## Begin

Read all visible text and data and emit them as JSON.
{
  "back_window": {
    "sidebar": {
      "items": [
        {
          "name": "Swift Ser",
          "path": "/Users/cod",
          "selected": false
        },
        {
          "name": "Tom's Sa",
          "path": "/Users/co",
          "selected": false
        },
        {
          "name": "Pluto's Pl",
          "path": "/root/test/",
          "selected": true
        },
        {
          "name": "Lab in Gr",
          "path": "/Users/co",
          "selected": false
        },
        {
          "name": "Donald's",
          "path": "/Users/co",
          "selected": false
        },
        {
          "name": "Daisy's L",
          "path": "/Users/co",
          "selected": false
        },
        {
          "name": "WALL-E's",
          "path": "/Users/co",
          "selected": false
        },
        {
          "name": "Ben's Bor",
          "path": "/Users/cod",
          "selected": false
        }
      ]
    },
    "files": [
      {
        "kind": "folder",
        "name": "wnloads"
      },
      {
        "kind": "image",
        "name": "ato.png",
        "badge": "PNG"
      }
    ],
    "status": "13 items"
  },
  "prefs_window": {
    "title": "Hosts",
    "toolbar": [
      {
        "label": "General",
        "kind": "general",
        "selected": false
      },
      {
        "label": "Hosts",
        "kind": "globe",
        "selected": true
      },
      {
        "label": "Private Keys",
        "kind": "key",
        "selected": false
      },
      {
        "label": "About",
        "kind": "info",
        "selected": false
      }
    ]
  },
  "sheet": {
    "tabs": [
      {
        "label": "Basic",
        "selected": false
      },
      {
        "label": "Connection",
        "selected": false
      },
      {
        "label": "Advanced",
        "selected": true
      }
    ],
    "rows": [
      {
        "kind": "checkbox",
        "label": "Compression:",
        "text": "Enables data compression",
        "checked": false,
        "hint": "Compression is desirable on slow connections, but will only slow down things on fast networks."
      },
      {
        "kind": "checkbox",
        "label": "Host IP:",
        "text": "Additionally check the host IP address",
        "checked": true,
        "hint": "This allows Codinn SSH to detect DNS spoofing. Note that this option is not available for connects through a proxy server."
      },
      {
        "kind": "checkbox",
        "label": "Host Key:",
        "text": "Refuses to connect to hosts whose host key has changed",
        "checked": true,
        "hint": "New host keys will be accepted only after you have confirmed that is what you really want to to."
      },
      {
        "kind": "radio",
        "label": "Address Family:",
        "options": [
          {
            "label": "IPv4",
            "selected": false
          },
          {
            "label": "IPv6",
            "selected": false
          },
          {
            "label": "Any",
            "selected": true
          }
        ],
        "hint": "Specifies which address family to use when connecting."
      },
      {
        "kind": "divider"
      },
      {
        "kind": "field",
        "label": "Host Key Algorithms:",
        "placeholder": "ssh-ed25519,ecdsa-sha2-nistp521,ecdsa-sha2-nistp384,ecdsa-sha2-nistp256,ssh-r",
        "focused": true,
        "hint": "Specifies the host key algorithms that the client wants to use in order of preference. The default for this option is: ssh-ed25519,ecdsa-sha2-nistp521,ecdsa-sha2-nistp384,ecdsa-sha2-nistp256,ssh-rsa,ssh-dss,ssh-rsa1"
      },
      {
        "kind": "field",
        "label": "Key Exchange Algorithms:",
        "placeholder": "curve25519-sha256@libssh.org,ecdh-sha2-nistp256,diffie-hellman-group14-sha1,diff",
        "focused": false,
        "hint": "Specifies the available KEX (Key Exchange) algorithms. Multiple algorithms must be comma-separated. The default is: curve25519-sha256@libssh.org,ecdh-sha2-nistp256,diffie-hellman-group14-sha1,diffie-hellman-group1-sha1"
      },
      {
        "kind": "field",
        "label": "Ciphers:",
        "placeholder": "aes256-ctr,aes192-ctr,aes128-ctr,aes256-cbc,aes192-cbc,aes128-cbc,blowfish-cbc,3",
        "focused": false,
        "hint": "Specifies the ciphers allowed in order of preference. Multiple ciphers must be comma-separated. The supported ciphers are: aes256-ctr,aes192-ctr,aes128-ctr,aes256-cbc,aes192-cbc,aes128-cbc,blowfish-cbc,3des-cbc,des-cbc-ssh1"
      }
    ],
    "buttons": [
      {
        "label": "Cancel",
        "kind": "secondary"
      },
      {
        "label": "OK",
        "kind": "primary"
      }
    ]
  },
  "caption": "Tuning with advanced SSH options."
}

## End

Retype the entries exactly, including every line.

#### THE RESPONSE
Read all visible text and data and emit them as JSON.
{
  "back_window": {
    "sidebar": {
      "items": [
        {
          "name": "Swift Ser",
          "path": "/Users/cod",
          "selected": false
        },
        {
          "name": "Tom's Sa",
          "path": "/Users/co",
          "selected": false
        },
        {
          "name": "Pluto's Pl",
          "path": "/root/test/",
          "selected": true
        },
        {
          "name": "Lab in Gr",
          "path": "/Users/co",
          "selected": false
        },
        {
          "name": "Donald's",
          "path": "/Users/co",
          "selected": false
        },
        {
          "name": "Daisy's L",
          "path": "/Users/co",
          "selected": false
        },
        {
          "name": "WALL-E's",
          "path": "/Users/co",
          "selected": false
        },
        {
          "name": "Ben's Bor",
          "path": "/Users/cod",
          "selected": false
        }
      ]
    },
    "files": [
      {
        "kind": "folder",
        "name": "wnloads"
      },
      {
        "kind": "image",
        "name": "ato.png",
        "badge": "PNG"
      }
    ],
    "status": "13 items"
  },
  "prefs_window": {
    "title": "Hosts",
    "toolbar": [
      {
        "label": "General",
        "kind": "general",
        "selected": false
      },
      {
        "label": "Hosts",
        "kind": "globe",
        "selected": true
      },
      {
        "label": "Private Keys",
        "kind": "key",
        "selected": false
      },
      {
        "label": "About",
        "kind": "info",
        "selected": false
      }
    ]
  },
  "sheet": {
    "tabs": [
      {
        "label": "Basic",
        "selected": false
      },
      {
        "label": "Connection",
        "selected": false
      },
      {
        "label": "Advanced",
        "selected": true
      }
    ],
    "rows": [
      {
        "kind": "checkbox",
        "label": "Compression:",
        "text": "Enables data compression",
        "checked": false,
        "hint": "Compression is desirable on slow connections, but will only slow down things on fast networks."
      },
      {
        "kind": "checkbox",
        "label": "Host IP:",
        "text": "Additionally check the host IP address",
        "checked": true,
        "hint": "This allows Codinn SSH to detect DNS spoofing. Note that this option is not available for connects through a proxy server."
      },
      {
        "kind": "checkbox",
        "label": "Host Key:",
        "text": "Refuses to connect to hosts whose host key has changed",
        "checked": true,
        "hint": "New host keys will be accepted only after you have confirmed that is what you really want to to."
      },
      {
        "kind": "radio",
        "label": "Address Family:",
        "options": [
          {
            "label": "IPv4",
            "selected": false
          },
          {
            "label": "IPv6",
            "selected": false
          },
          {
            "label": "Any",
            "selected": true
          }
        ],
        "hint": "Specifies which address family to use when connecting."
      },
      {
        "kind": "divider"
      },
      {
        "kind": "field",
        "label": "Host Key Algorithms:",
        "placeholder": "ssh-ed25519,ecdsa-sha2-nistp521,ecdsa-sha2-nistp384,ecdsa-sha2-nistp256,ssh-r",
        "focused": true,
        "hint": "Specifies the host key algorithms that the client wants to use in order of preference. The default for this option is: ssh-ed25519,ecdsa-sha2-nistp521,ecdsa-sha2-nistp384,ecdsa-sha2-nistp256,ssh-rsa,ssh-dss,ssh-rsa1"
      },
      {
        "kind": "field",
        "label": "Key Exchange Algorithms:",
        "placeholder": "curve25519-sha256@libssh.org,ecdh-sha2-nistp256,diffie-hellman-group14-sha1,diff",
        "focused": false,
        "hint": "Specifies the available KEX (Key Exchange) algorithms. Multiple algorithms must be comma-separated. The default is: curve25519-sha256@libssh.org,ecdh-sha2-nistp256,diffie-hellman-group14-sha1,diffie-hellman-group1-sha1"
      },
      {
        "kind": "field",
        "label": "Ciphers:",
        "placeholder": "aes256-ctr,aes192-ctr,aes128-ctr,aes256-cbc,aes192-cbc,aes128-cbc,blowfish-cbc,3",
        "focused": false,
        "hint": "Specifies the ciphers allowed in order of preference. Multiple ciphers must be comma-separated. The supported ciphers are: aes256-ctr,aes192-ctr,aes128-ctr,aes256-cbc,aes192-cbc,aes128-cbc,blowfish-cbc,3des-cbc,des-cbc-ssh1"
      }
    ],
    "buttons": [
      {
        "label": "Cancel",
        "kind": "secondary"
      },
      {
        "label": "OK",
        "kind": "primary"
      }
    ]
  },
  "caption": "Tuning with advanced SSH options."
}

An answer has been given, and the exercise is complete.